### Zielsetzung 1
Ermitteln Sie in den nachfolgenden Datensätzen jede Zeile, in der die Zeichenfolge „housing“ vorkommt, und geben Sie diese Zeilen vollständig wieder. Die Groß- und Kleinschreibung ist dabei zu beachten.

### Vorliegender Text
════

Zum Beispiel basieren viele KI-Systeme auf der Annahme, dass es sechs prototypische Gesichtsausdrücke für Emotionen gibt. Doch diese Annahme ist wissenschaftlich überholt. Ein Forschungsteam hat mit emojify.info eine Website lanciert, auf der Interessierte in einem kurzweiligen Selbsttest erleben, dass die Vereinfachung auf nur sechs Gefühle zu simpel ist. Ausserdem stimmen die im Gesicht gezeigten Gefühle nicht unbedingt mit den empfundenen Gefühlen überein.
Das Modell solcher KI-Systeme wird meistens mit Standard-Gesichtsausdrücken trainiert und gleicht sie mit dem aktuellen Gegenstand ab. Die Praxis ist deutlich komplexer: In einer Studie zeigten zum Beispiel nur 30 Prozent der untersuchten Personen ihre Wut mit dem prototypischen Gesichtsausdruck für diese Emotion. Zu berücksichtigen ist auch, dass sich die Interpretation einzelner Gesichtsausdrücke je nach Kultur, sozialem Kontext und Individuum stark unterscheidet. Emotionen ohne Kontext vom Gesicht abzulesen kann unvollständig, im schlimmsten Fall sogar völlig falsch sein, etwa bei psychologischen Einstufungen.

════

### Angezeigte Datensätze
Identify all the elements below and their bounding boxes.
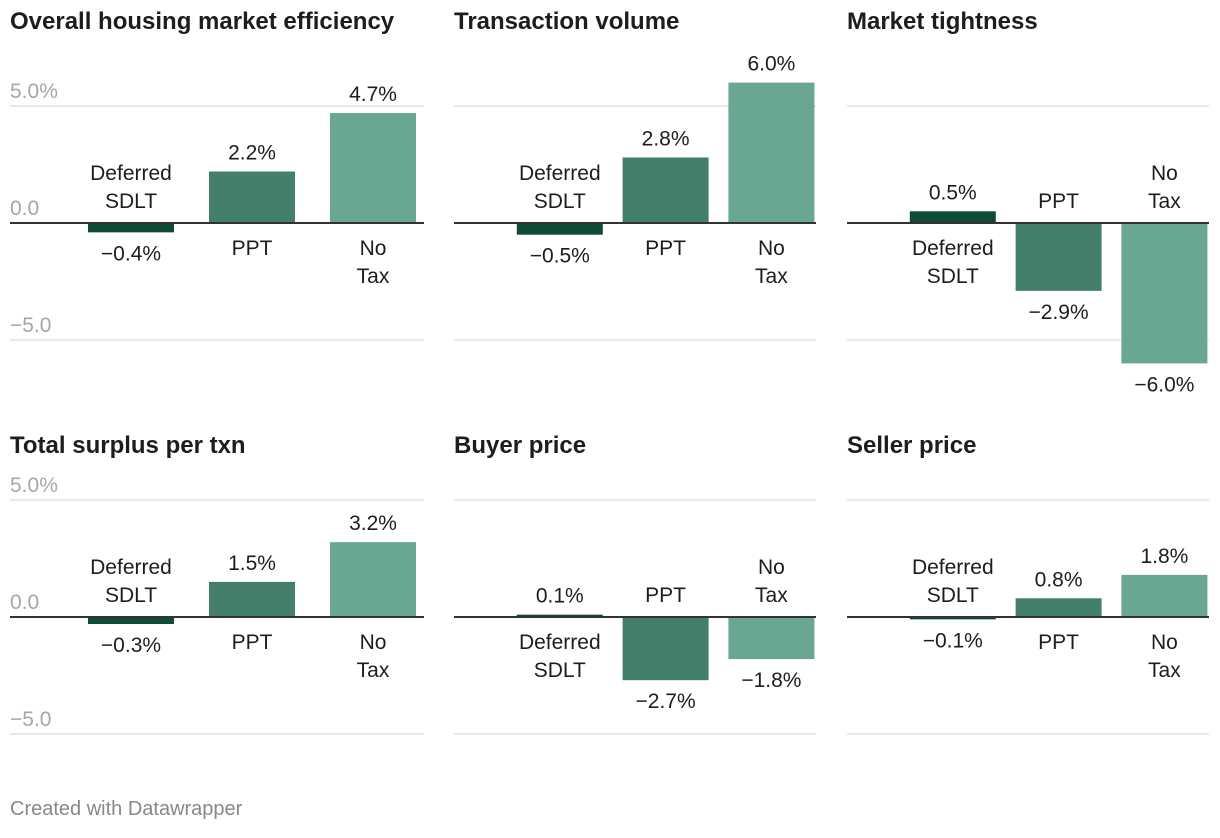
y-tick-label: 0.0 <box>10 197 39 220</box>
category-label: No <box>360 237 387 260</box>
chart-title-overall-housing-market-efficiency: Overall housing market efficiency <box>10 8 395 35</box>
category-label: SDLT <box>105 584 157 607</box>
category-label: SDLT <box>105 190 157 213</box>
category-label: SDLT <box>534 190 586 213</box>
chart-title-seller-price: Seller price <box>847 432 977 459</box>
category-label: No <box>758 237 785 260</box>
data-label: −0.1% <box>923 629 983 652</box>
category-label: No <box>1151 631 1178 654</box>
y-tick-label: 0.0 <box>10 591 39 614</box>
data-label: −2.7% <box>636 690 696 713</box>
data-label: −6.0% <box>1134 373 1194 396</box>
chart-title-total-surplus-per-txn: Total surplus per txn <box>10 432 246 459</box>
chart-market-tightness: 0.5% Deferred SDLT −2.9% PPT −6.0% No Tax <box>847 105 1209 396</box>
y-tick-label: −5.0 <box>10 314 51 337</box>
bar-ppt <box>209 581 295 617</box>
category-label: Deferred <box>912 556 994 579</box>
bar-deferred-sdlt <box>88 223 174 233</box>
category-label: Deferred <box>90 556 172 579</box>
data-label: −0.4% <box>101 242 161 265</box>
chart-title-transaction-volume: Transaction volume <box>454 8 680 35</box>
category-label: Deferred <box>912 237 994 260</box>
chart-title-market-tightness: Market tightness <box>847 8 1038 35</box>
chart-buyer-price: 0.1% Deferred SDLT −2.7% PPT −1.8% No Tax <box>454 499 816 735</box>
y-tick-label: 5.0% <box>10 474 58 497</box>
bar-no-tax <box>330 542 416 617</box>
chart-seller-price: −0.1% Deferred SDLT 0.8% PPT 1.8% No Tax <box>847 499 1209 735</box>
chart-transaction-volume: −0.5% Deferred SDLT 2.8% PPT 6.0% No Tax <box>454 53 816 341</box>
category-label: PPT <box>1038 190 1079 213</box>
bar-no-tax <box>330 113 416 223</box>
data-label: −1.8% <box>741 669 801 692</box>
category-label: PPT <box>645 237 686 260</box>
chart-overall-housing-market-efficiency: 5.0% 0.0 −5.0 −0.4% Deferred SDLT 2.2% PPT 4.7% N… <box>10 80 424 341</box>
bar-deferred-sdlt <box>516 614 603 617</box>
category-label: SDLT <box>534 659 586 682</box>
bar-no-tax <box>728 82 815 223</box>
category-label: PPT <box>232 631 273 654</box>
bar-deferred-sdlt <box>909 211 996 223</box>
category-label: Deferred <box>519 162 601 185</box>
category-label: Deferred <box>90 162 172 185</box>
bar-ppt <box>1015 223 1102 291</box>
bar-deferred-sdlt <box>909 617 996 620</box>
data-label: 3.2% <box>349 512 397 535</box>
category-label: Tax <box>1148 659 1181 682</box>
data-label: 2.2% <box>228 142 276 165</box>
data-label: 6.0% <box>747 53 795 76</box>
category-label: Tax <box>755 584 788 607</box>
chart-title-buyer-price: Buyer price <box>454 432 587 459</box>
data-label: 0.8% <box>1035 568 1083 591</box>
category-label: SDLT <box>927 265 979 288</box>
category-label: Tax <box>1148 190 1181 213</box>
category-label: Tax <box>357 265 390 288</box>
chart-total-surplus-per-txn: 5.0% 0.0 −5.0 −0.3% Deferred SDLT 1.5% PPT 3.2% N… <box>10 474 424 735</box>
data-label: 4.7% <box>349 83 397 106</box>
bar-no-tax <box>1121 574 1208 617</box>
data-label: −0.5% <box>530 245 590 268</box>
category-label: PPT <box>232 237 273 260</box>
bar-no-tax <box>1121 223 1208 364</box>
data-label: −2.9% <box>1029 301 1089 324</box>
bar-ppt <box>622 617 709 681</box>
y-tick-label: 5.0% <box>10 80 58 103</box>
category-label: SDLT <box>927 584 979 607</box>
datawrapper-credit: Created with Datawrapper <box>10 798 243 820</box>
category-label: No <box>1151 162 1178 185</box>
category-label: Deferred <box>519 631 601 654</box>
data-label: 0.1% <box>536 585 584 608</box>
bar-deferred-sdlt <box>516 223 603 235</box>
category-label: No <box>758 556 785 579</box>
category-label: Tax <box>357 659 390 682</box>
category-label: PPT <box>645 584 686 607</box>
y-tick-label: −5.0 <box>10 708 51 731</box>
bar-ppt <box>1015 598 1102 617</box>
category-label: No <box>360 631 387 654</box>
category-label: PPT <box>1038 631 1079 654</box>
data-label: 0.5% <box>929 181 977 204</box>
category-label: Tax <box>755 265 788 288</box>
data-label: −0.3% <box>101 634 161 657</box>
data-label: 2.8% <box>642 127 690 150</box>
bar-ppt <box>209 171 295 223</box>
bar-no-tax <box>728 617 815 660</box>
bar-deferred-sdlt <box>88 617 174 625</box>
bar-ppt <box>622 157 709 223</box>
data-label: 1.8% <box>1140 545 1188 568</box>
data-label: 1.5% <box>228 552 276 575</box>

════

### Zielsetzung 2
Setzen Sie den obigen Text über die KI-gestützte Erkennung von Emotionen aus Gesichtsausdrücken im Anschluss an seinen letzten Satz fort.

### Ergebnis der Aufgabe 1
chart-title-overall-housing-market-efficiency: Overall housing market efficiency <box>10 8 395 35</box>
chart-overall-housing-market-efficiency: 5.0% 0.0 −5.0 −0.4% Deferred SDLT 2.2% PPT 4.7% N… <box>10 80 424 341</box>

### Ergebnis der Aufgabe 2
Besonders kritisch sind Anwendungen in sensiblen Bereichen, etwa bei der Personalrekrutierung oder um die Aggression von Häftlingen in Gefängnissen zu messen. Sogar als Lügendetektor wurde die Emotionserkennung bereits eingesetzt, auch in Europa. Hier besteht die Gefahr, dass sich Menschen bei schwierigen Entscheiden auf eine vermeintlich neutrale Technologie verlassen.
Die EU wird die vorgeschlagene Regulierung von KI-Anwendungen in diesem Bereich vielleicht noch verschärfen. Dies fordern zahlreiche Akteure, darunter Forschende und Datenschutzbehörden. Unternehmen sollten bereits heute darauf verzichten, eine unausgereifte Technologie einzusetzen, durch die Menschen zu Schaden kommen könnten.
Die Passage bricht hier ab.